* **WHAT THE TASK ASKS**: Below is a block of records; repeat all of them exactly.

* **RECORDS SUPPLIED**:
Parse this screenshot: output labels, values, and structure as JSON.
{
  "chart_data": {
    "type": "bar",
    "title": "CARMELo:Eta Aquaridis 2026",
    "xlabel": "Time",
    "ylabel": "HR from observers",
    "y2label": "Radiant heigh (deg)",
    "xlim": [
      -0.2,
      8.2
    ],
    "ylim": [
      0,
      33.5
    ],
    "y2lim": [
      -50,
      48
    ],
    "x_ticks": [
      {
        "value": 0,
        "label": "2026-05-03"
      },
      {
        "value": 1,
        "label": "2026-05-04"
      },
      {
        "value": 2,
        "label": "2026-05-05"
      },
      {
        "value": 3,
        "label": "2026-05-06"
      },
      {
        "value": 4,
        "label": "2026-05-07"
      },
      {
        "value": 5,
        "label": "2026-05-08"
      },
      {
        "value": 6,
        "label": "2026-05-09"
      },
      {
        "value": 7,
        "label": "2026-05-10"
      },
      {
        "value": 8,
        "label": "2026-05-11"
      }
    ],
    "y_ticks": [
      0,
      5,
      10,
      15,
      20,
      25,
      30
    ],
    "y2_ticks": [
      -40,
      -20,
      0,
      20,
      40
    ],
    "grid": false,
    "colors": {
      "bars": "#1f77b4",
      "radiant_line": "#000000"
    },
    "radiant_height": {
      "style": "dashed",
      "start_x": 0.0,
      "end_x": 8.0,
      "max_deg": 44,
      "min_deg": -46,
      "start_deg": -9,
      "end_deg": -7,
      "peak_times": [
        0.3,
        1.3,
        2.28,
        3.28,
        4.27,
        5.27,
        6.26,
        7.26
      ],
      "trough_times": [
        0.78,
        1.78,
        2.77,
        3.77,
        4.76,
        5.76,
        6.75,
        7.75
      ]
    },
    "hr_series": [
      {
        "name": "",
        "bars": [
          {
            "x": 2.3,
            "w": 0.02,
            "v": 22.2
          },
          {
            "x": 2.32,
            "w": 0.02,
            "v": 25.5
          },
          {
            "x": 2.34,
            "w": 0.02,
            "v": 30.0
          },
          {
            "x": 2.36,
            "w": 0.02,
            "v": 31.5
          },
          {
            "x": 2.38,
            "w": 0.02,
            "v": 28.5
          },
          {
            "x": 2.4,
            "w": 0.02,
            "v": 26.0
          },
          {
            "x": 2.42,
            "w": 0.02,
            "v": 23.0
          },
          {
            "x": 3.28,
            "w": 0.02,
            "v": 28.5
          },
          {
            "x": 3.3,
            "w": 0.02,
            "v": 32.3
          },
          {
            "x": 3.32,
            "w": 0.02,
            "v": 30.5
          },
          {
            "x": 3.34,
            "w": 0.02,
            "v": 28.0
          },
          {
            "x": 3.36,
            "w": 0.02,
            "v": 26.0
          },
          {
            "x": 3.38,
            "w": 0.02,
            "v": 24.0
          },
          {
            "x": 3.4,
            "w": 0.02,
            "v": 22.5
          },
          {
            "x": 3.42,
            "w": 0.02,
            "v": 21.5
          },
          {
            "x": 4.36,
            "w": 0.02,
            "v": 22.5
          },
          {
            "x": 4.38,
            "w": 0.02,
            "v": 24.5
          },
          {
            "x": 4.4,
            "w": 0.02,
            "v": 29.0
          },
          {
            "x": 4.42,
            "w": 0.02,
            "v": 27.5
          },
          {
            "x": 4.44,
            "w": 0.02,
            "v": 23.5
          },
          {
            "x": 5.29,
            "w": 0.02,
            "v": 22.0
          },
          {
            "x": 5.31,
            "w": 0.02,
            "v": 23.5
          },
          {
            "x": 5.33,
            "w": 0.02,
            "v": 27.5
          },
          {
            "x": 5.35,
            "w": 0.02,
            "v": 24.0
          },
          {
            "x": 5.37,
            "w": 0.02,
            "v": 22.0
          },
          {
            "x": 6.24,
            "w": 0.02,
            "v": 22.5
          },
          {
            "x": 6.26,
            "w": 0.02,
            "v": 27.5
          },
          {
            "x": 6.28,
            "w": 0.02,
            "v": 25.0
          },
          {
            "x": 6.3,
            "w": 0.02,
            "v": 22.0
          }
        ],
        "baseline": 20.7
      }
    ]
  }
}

* **FINISHED ANSWER**:
Parse this screenshot: output labels, values, and structure as JSON.
{
  "chart_data": {
    "type": "bar",
    "title": "CARMELo:Eta Aquaridis 2026",
    "xlabel": "Time",
    "ylabel": "HR from observers",
    "y2label": "Radiant heigh (deg)",
    "xlim": [
      -0.2,
      8.2
    ],
    "ylim": [
      0,
      33.5
    ],
    "y2lim": [
      -50,
      48
    ],
    "x_ticks": [
      {
        "value": 0,
        "label": "2026-05-03"
      },
      {
        "value": 1,
        "label": "2026-05-04"
      },
      {
        "value": 2,
        "label": "2026-05-05"
      },
      {
        "value": 3,
        "label": "2026-05-06"
      },
      {
        "value": 4,
        "label": "2026-05-07"
      },
      {
        "value": 5,
        "label": "2026-05-08"
      },
      {
        "value": 6,
        "label": "2026-05-09"
      },
      {
        "value": 7,
        "label": "2026-05-10"
      },
      {
        "value": 8,
        "label": "2026-05-11"
      }
    ],
    "y_ticks": [
      0,
      5,
      10,
      15,
      20,
      25,
      30
    ],
    "y2_ticks": [
      -40,
      -20,
      0,
      20,
      40
    ],
    "grid": false,
    "colors": {
      "bars": "#1f77b4",
      "radiant_line": "#000000"
    },
    "radiant_height": {
      "style": "dashed",
      "start_x": 0.0,
      "end_x": 8.0,
      "max_deg": 44,
      "min_deg": -46,
      "start_deg": -9,
      "end_deg": -7,
      "peak_times": [
        0.3,
        1.3,
        2.28,
        3.28,
        4.27,
        5.27,
        6.26,
        7.26
      ],
      "trough_times": [
        0.78,
        1.78,
        2.77,
        3.77,
        4.76,
        5.76,
        6.75,
        7.75
      ]
    },
    "hr_series": [
      {
        "name": "",
        "bars": [
          {
            "x": 2.3,
            "w": 0.02,
            "v": 22.2
          },
          {
            "x": 2.32,
            "w": 0.02,
            "v": 25.5
          },
          {
            "x": 2.34,
            "w": 0.02,
            "v": 30.0
          },
          {
            "x": 2.36,
            "w": 0.02,
            "v": 31.5
          },
          {
            "x": 2.38,
            "w": 0.02,
            "v": 28.5
          },
          {
            "x": 2.4,
            "w": 0.02,
            "v": 26.0
          },
          {
            "x": 2.42,
            "w": 0.02,
            "v": 23.0
          },
          {
            "x": 3.28,
            "w": 0.02,
            "v": 28.5
          },
          {
            "x": 3.3,
            "w": 0.02,
            "v": 32.3
          },
          {
            "x": 3.32,
            "w": 0.02,
            "v": 30.5
          },
          {
            "x": 3.34,
            "w": 0.02,
            "v": 28.0
          },
          {
            "x": 3.36,
            "w": 0.02,
            "v": 26.0
          },
          {
            "x": 3.38,
            "w": 0.02,
            "v": 24.0
          },
          {
            "x": 3.4,
            "w": 0.02,
            "v": 22.5
          },
          {
            "x": 3.42,
            "w": 0.02,
            "v": 21.5
          },
          {
            "x": 4.36,
            "w": 0.02,
            "v": 22.5
          },
          {
            "x": 4.38,
            "w": 0.02,
            "v": 24.5
          },
          {
            "x": 4.4,
            "w": 0.02,
            "v": 29.0
          },
          {
            "x": 4.42,
            "w": 0.02,
            "v": 27.5
          },
          {
            "x": 4.44,
            "w": 0.02,
            "v": 23.5
          },
          {
            "x": 5.29,
            "w": 0.02,
            "v": 22.0
          },
          {
            "x": 5.31,
            "w": 0.02,
            "v": 23.5
          },
          {
            "x": 5.33,
            "w": 0.02,
            "v": 27.5
          },
          {
            "x": 5.35,
            "w": 0.02,
            "v": 24.0
          },
          {
            "x": 5.37,
            "w": 0.02,
            "v": 22.0
          },
          {
            "x": 6.24,
            "w": 0.02,
            "v": 22.5
          },
          {
            "x": 6.26,
            "w": 0.02,
            "v": 27.5
          },
          {
            "x": 6.28,
            "w": 0.02,
            "v": 25.0
          },
          {
            "x": 6.3,
            "w": 0.02,
            "v": 22.0
          }
        ],
        "baseline": 20.7
      }
    ]
  }
}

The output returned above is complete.